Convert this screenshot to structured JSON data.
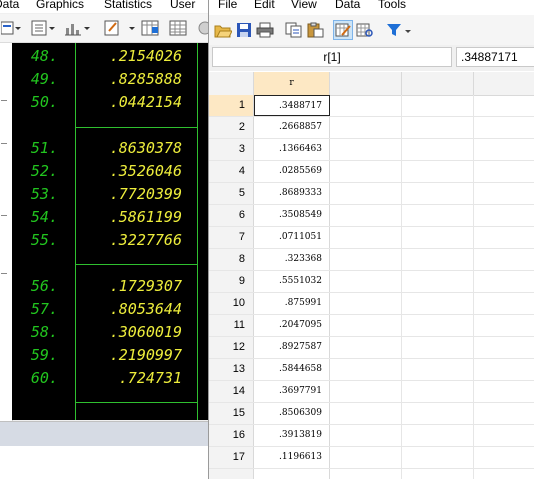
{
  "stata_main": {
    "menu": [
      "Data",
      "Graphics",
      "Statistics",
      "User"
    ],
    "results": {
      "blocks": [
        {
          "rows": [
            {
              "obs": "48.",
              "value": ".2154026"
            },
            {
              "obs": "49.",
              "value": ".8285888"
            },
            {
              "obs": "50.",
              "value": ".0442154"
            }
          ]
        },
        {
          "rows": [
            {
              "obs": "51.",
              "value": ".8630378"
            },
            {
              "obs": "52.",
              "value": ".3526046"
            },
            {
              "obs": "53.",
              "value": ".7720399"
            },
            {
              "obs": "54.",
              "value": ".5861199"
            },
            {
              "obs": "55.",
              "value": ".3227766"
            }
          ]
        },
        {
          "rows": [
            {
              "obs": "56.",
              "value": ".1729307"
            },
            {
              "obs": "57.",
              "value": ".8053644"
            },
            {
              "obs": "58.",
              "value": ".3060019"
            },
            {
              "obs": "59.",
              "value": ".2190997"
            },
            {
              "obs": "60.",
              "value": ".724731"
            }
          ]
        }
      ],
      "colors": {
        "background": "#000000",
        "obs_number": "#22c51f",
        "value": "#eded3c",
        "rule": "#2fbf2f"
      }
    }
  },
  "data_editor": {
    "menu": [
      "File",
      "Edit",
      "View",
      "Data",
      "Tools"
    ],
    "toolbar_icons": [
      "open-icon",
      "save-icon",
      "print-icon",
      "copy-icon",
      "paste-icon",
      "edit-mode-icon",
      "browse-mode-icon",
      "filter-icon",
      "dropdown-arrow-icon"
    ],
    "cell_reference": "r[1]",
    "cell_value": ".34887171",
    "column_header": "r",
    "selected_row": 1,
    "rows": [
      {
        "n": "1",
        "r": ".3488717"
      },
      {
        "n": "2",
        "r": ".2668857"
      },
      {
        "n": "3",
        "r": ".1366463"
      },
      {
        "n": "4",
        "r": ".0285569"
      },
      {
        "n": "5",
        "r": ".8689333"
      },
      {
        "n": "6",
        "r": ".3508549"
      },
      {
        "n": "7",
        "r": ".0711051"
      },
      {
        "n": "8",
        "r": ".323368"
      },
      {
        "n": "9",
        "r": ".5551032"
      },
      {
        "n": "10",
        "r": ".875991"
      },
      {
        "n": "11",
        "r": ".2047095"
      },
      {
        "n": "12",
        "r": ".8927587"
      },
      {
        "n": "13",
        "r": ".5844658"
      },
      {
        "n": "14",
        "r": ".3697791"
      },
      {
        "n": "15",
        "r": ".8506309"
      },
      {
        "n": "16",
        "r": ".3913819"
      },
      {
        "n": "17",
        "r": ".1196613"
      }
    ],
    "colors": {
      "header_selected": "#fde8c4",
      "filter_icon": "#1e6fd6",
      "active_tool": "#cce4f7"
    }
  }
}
──────────
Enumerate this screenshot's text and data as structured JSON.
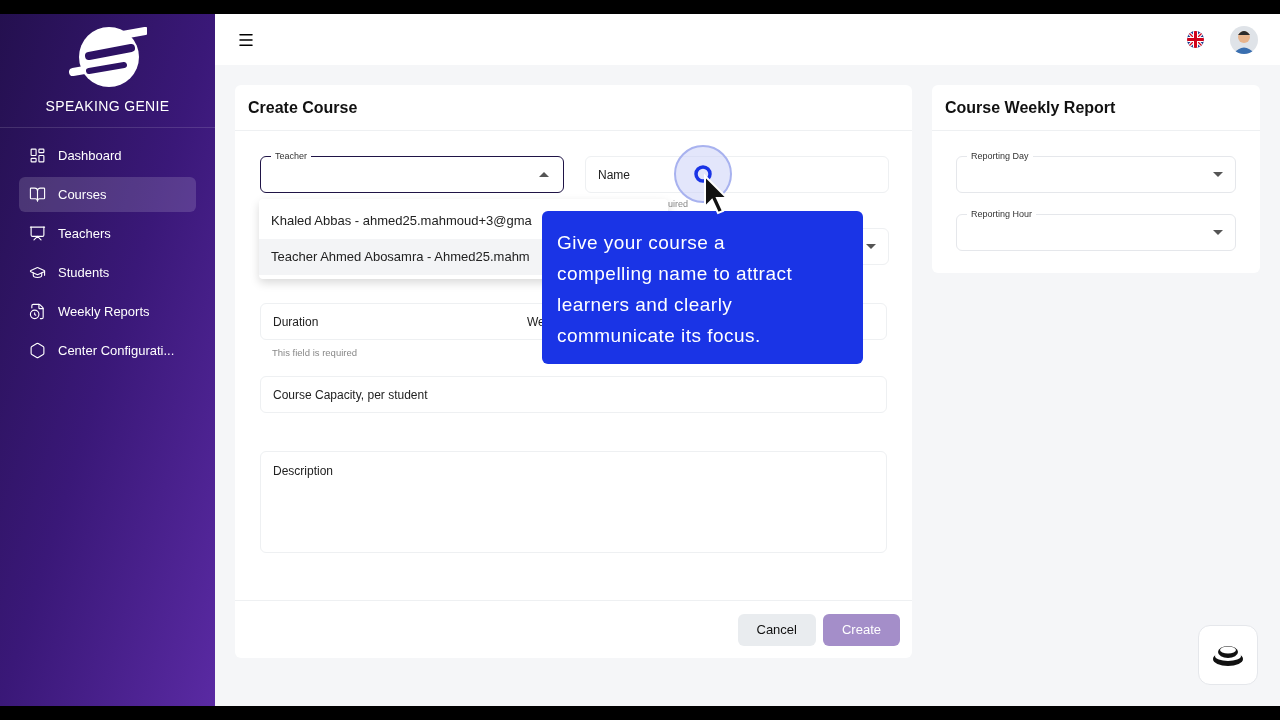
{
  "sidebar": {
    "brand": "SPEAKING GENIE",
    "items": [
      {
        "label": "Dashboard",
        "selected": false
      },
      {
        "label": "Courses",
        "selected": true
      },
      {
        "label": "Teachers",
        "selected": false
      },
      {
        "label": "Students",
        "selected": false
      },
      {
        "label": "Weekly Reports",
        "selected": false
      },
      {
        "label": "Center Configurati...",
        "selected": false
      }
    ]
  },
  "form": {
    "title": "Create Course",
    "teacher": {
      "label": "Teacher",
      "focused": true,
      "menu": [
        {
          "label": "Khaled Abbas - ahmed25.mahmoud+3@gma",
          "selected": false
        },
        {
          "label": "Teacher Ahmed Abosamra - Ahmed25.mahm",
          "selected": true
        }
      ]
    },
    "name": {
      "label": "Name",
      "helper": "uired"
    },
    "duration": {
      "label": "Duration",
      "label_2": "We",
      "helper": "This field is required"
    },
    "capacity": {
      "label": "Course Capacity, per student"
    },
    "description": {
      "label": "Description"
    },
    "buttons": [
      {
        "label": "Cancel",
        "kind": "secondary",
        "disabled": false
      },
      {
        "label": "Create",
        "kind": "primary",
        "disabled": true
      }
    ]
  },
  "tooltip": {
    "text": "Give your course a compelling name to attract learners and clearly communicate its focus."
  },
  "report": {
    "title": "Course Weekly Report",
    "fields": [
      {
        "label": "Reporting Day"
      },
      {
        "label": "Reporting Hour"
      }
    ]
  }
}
──────────
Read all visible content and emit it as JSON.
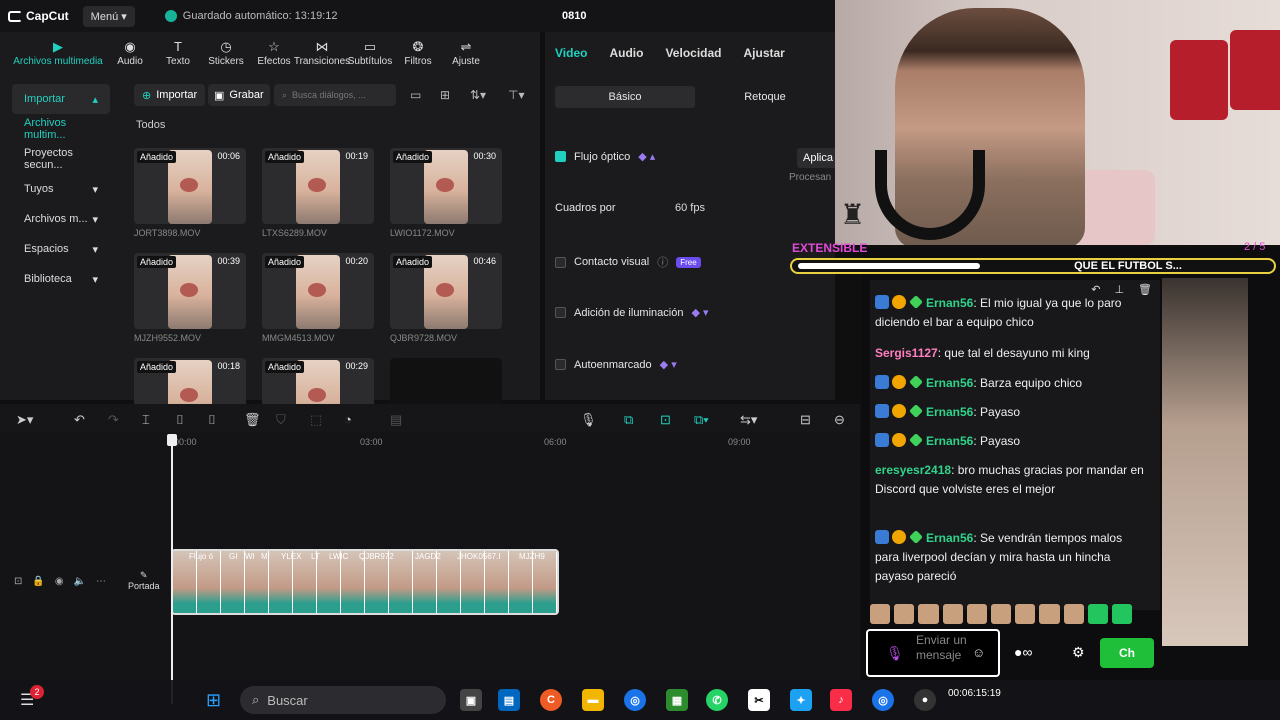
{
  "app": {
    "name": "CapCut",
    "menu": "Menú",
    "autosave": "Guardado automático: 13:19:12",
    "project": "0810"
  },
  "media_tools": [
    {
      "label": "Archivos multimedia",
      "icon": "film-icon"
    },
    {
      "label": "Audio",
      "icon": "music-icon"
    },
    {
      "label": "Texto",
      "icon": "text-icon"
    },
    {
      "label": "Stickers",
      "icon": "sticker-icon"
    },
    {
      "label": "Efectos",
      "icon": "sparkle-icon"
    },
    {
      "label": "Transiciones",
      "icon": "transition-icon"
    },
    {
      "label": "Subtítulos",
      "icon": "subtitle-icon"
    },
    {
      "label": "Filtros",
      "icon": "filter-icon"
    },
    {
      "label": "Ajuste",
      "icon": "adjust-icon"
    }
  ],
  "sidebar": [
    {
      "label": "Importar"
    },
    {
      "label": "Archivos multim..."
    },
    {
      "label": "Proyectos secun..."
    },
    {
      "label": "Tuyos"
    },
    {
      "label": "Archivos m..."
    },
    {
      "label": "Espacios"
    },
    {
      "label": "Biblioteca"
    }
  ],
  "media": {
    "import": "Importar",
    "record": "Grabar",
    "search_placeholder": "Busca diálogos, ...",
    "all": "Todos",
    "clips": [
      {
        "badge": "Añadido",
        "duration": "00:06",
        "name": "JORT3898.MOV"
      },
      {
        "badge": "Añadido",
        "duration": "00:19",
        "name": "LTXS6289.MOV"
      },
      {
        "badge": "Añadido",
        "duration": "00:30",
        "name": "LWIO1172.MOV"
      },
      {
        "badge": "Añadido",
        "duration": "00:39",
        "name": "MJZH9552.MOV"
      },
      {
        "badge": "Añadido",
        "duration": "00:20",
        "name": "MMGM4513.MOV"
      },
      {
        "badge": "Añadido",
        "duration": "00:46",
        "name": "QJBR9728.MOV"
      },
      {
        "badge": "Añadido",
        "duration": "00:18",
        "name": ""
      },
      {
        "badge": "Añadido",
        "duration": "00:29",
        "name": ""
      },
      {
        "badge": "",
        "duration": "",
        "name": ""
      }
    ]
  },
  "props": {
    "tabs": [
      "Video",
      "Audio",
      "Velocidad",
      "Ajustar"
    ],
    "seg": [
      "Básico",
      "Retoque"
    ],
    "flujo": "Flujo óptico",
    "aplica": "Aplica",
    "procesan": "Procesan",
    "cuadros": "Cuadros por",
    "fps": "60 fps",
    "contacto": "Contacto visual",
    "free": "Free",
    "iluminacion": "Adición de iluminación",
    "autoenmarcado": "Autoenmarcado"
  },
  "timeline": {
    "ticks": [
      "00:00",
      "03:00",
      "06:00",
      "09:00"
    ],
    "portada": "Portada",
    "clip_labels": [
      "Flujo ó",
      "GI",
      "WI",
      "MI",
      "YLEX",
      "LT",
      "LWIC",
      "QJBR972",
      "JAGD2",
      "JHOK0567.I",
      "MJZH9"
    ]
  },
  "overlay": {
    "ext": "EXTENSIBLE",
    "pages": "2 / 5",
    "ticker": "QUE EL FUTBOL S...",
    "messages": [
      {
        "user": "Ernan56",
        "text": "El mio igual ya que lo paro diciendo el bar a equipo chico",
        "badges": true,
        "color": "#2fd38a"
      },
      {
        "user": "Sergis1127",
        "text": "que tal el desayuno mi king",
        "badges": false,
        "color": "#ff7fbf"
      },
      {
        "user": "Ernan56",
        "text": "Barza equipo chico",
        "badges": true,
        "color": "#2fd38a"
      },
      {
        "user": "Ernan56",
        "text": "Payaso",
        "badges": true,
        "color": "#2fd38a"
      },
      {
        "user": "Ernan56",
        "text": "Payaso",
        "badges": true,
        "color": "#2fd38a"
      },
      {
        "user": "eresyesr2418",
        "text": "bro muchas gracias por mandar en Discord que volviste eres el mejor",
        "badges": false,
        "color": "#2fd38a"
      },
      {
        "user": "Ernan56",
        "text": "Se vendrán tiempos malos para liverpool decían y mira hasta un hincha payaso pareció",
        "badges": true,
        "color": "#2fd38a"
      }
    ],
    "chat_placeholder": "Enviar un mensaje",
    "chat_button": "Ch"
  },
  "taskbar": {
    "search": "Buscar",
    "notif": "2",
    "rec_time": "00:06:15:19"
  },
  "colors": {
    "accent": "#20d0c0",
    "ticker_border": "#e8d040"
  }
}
──────────
** PROBLEM DETAILS **
Make a tally of the lines in this data that include the string "Archivos", and answer with that tally alone.

** RESULT FOR THIS TASK **
3